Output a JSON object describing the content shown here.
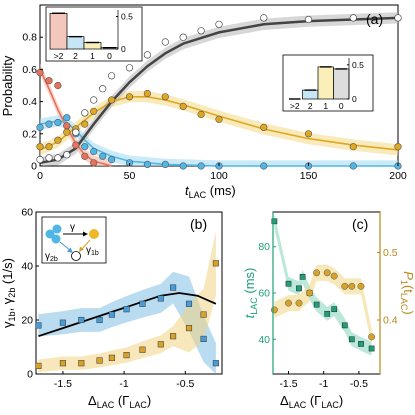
{
  "chart_data": [
    {
      "id": "a",
      "type": "scatter",
      "panel_label": "(a)",
      "xlabel_main": "t",
      "xlabel_sub": "LAC",
      "xlabel_unit": " (ms)",
      "ylabel": "Probability",
      "xlim": [
        0,
        200
      ],
      "ylim": [
        0,
        1
      ],
      "xticks": [
        "0",
        "50",
        "100",
        "150",
        "200"
      ],
      "yticks": [
        "0",
        "0.2",
        "0.4",
        "0.6",
        "0.8"
      ],
      "grid": false,
      "colors": {
        "gt2": "#e8715a",
        "two": "#4fb6e6",
        "one": "#e0a820",
        "zero": "#ffffff",
        "fit": "#444444"
      },
      "series": [
        {
          "key": "gt2",
          "x": [
            0,
            5,
            10,
            15,
            20,
            25,
            30
          ],
          "y": [
            0.58,
            0.53,
            0.5,
            0.25,
            0.13,
            0.06,
            0.02
          ]
        },
        {
          "key": "two",
          "x": [
            0,
            5,
            10,
            15,
            20,
            25,
            30,
            35,
            40,
            50,
            60,
            70,
            80,
            90,
            100,
            125,
            150,
            175,
            200
          ],
          "y": [
            0.24,
            0.26,
            0.27,
            0.3,
            0.2,
            0.12,
            0.09,
            0.06,
            0.04,
            0.02,
            0.01,
            0.01,
            0.0,
            0.0,
            0.0,
            0.0,
            0.0,
            0.0,
            0.0
          ]
        },
        {
          "key": "one",
          "x": [
            0,
            5,
            10,
            15,
            20,
            25,
            30,
            40,
            50,
            60,
            70,
            80,
            90,
            100,
            125,
            150,
            175,
            200
          ],
          "y": [
            0.12,
            0.12,
            0.16,
            0.21,
            0.23,
            0.26,
            0.34,
            0.41,
            0.43,
            0.45,
            0.43,
            0.37,
            0.32,
            0.29,
            0.24,
            0.2,
            0.12,
            0.12
          ]
        },
        {
          "key": "zero",
          "x": [
            0,
            5,
            10,
            15,
            20,
            25,
            30,
            35,
            40,
            50,
            60,
            70,
            80,
            90,
            100,
            125,
            150,
            175,
            200
          ],
          "y": [
            0.04,
            0.05,
            0.05,
            0.07,
            0.21,
            0.33,
            0.41,
            0.48,
            0.56,
            0.61,
            0.69,
            0.77,
            0.8,
            0.84,
            0.88,
            0.92,
            0.91,
            0.92,
            0.92
          ]
        }
      ],
      "fits": [
        {
          "key": "gt2",
          "x": [
            0,
            5,
            10,
            15,
            20,
            25,
            30,
            40
          ],
          "y": [
            0.6,
            0.48,
            0.35,
            0.24,
            0.14,
            0.07,
            0.03,
            0.0
          ]
        },
        {
          "key": "two",
          "x": [
            0,
            5,
            10,
            15,
            20,
            25,
            30,
            40,
            50,
            70,
            100,
            150,
            200
          ],
          "y": [
            0.26,
            0.27,
            0.28,
            0.27,
            0.22,
            0.16,
            0.11,
            0.06,
            0.03,
            0.01,
            0.0,
            0.0,
            0.0
          ]
        },
        {
          "key": "one",
          "x": [
            0,
            10,
            20,
            30,
            40,
            50,
            60,
            70,
            80,
            100,
            125,
            150,
            175,
            200
          ],
          "y": [
            0.1,
            0.15,
            0.24,
            0.33,
            0.4,
            0.43,
            0.43,
            0.41,
            0.38,
            0.31,
            0.23,
            0.17,
            0.13,
            0.1
          ]
        },
        {
          "key": "zero",
          "x": [
            0,
            10,
            20,
            30,
            40,
            50,
            60,
            70,
            80,
            100,
            125,
            150,
            175,
            200
          ],
          "y": [
            0.02,
            0.04,
            0.11,
            0.26,
            0.4,
            0.52,
            0.62,
            0.7,
            0.76,
            0.83,
            0.88,
            0.9,
            0.91,
            0.92
          ]
        }
      ],
      "insets": [
        {
          "name": "t0",
          "categories": [
            ">2",
            "2",
            "1",
            "0"
          ],
          "values": [
            0.55,
            0.19,
            0.1,
            0.02
          ],
          "colors": [
            "#f4c7bc",
            "#c7e6f5",
            "#faeeb9",
            "#dddddd"
          ],
          "ylim": [
            0,
            0.6
          ],
          "yticks": [
            "0",
            "0.5"
          ]
        },
        {
          "name": "tend",
          "categories": [
            ">2",
            "2",
            "1",
            "0"
          ],
          "values": [
            0.0,
            0.13,
            0.47,
            0.44
          ],
          "colors": [
            "#f4c7bc",
            "#c7e6f5",
            "#faeeb9",
            "#dddddd"
          ],
          "ylim": [
            0,
            0.6
          ],
          "yticks": [
            "0",
            "0.5"
          ]
        }
      ]
    },
    {
      "id": "b",
      "type": "scatter",
      "panel_label": "(b)",
      "xlabel_main": "Δ",
      "xlabel_sub": "LAC",
      "xlabel_unit_pre": " (Γ",
      "xlabel_unit_sub": "LAC",
      "xlabel_unit_post": ")",
      "ylabel_a": "γ",
      "ylabel_a_sub": "1b",
      "ylabel_mid": ", γ",
      "ylabel_b_sub": "2b",
      "ylabel_unit": " (1/s)",
      "xlim": [
        -1.72,
        -0.2
      ],
      "ylim": [
        0,
        60
      ],
      "xticks": [
        "-1.5",
        "-1",
        "-0.5"
      ],
      "yticks": [
        "0",
        "20",
        "40",
        "60"
      ],
      "grid": false,
      "series": [
        {
          "name": "γ2b",
          "color": "#4a9bd6",
          "x": [
            -1.7,
            -1.5,
            -1.35,
            -1.2,
            -1.1,
            -0.98,
            -0.85,
            -0.7,
            -0.6,
            -0.47,
            -0.35,
            -0.25
          ],
          "y": [
            18,
            19,
            20,
            20,
            22,
            24,
            26,
            28,
            32,
            26,
            13,
            4
          ]
        },
        {
          "name": "γ1b",
          "color": "#d8a22a",
          "x": [
            -1.7,
            -1.5,
            -1.35,
            -1.2,
            -1.1,
            -0.98,
            -0.85,
            -0.7,
            -0.6,
            -0.47,
            -0.35,
            -0.25
          ],
          "y": [
            3,
            4,
            4,
            5,
            6,
            7,
            9,
            11,
            14,
            17,
            22,
            41
          ]
        }
      ],
      "theory": {
        "x": [
          -1.7,
          -1.5,
          -1.3,
          -1.1,
          -0.9,
          -0.7,
          -0.55,
          -0.4,
          -0.25
        ],
        "y": [
          14,
          17,
          20,
          23,
          26,
          29,
          30,
          29,
          26
        ]
      },
      "diagram": {
        "arrow1": "γ",
        "arrow2": "γ",
        "sub2": "2b",
        "arrow3": "γ",
        "sub3": "1b"
      }
    },
    {
      "id": "c",
      "type": "scatter",
      "panel_label": "(c)",
      "xlabel_main": "Δ",
      "xlabel_sub": "LAC",
      "xlabel_unit_pre": " (Γ",
      "xlabel_unit_sub": "LAC",
      "xlabel_unit_post": ")",
      "ylabel_left_main": "t",
      "ylabel_left_sub": "LAC",
      "ylabel_left_unit": " (ms)",
      "ylabel_right_main": "P",
      "ylabel_right_sub": "1",
      "ylabel_right_arg": "(t",
      "ylabel_right_arg_sub": "LAC",
      "ylabel_right_close": ")",
      "xlim": [
        -1.72,
        -0.2
      ],
      "ylim_left": [
        25,
        95
      ],
      "ylim_right": [
        0.32,
        0.56
      ],
      "xticks": [
        "-1.5",
        "-1",
        "-0.5"
      ],
      "yticks_left": [
        "40",
        "60",
        "80"
      ],
      "yticks_right": [
        "0.4",
        "0.5"
      ],
      "grid": false,
      "series": [
        {
          "name": "t*LAC",
          "axis": "left",
          "color": "#1fa07a",
          "x": [
            -1.7,
            -1.5,
            -1.35,
            -1.3,
            -1.2,
            -1.1,
            -0.95,
            -0.85,
            -0.7,
            -0.6,
            -0.47,
            -0.32
          ],
          "y": [
            91,
            64,
            62,
            67,
            60,
            55,
            51,
            53,
            46,
            40,
            38,
            36
          ]
        },
        {
          "name": "P1(t*LAC)",
          "axis": "right",
          "color": "#d8a22a",
          "x": [
            -1.7,
            -1.5,
            -1.35,
            -1.2,
            -1.1,
            -0.95,
            -0.85,
            -0.7,
            -0.6,
            -0.47,
            -0.32
          ],
          "y": [
            0.415,
            0.425,
            0.425,
            0.44,
            0.47,
            0.47,
            0.465,
            0.45,
            0.45,
            0.45,
            0.375
          ]
        }
      ]
    }
  ]
}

===

Search the entries for the string "name" and collect each line that has it.

- Correct output:
          "name": "t0",
          "name": "tend",
          "name": "γ2b",
          "name": "γ1b",
          "name": "t*LAC",
          "name": "P1(t*LAC)",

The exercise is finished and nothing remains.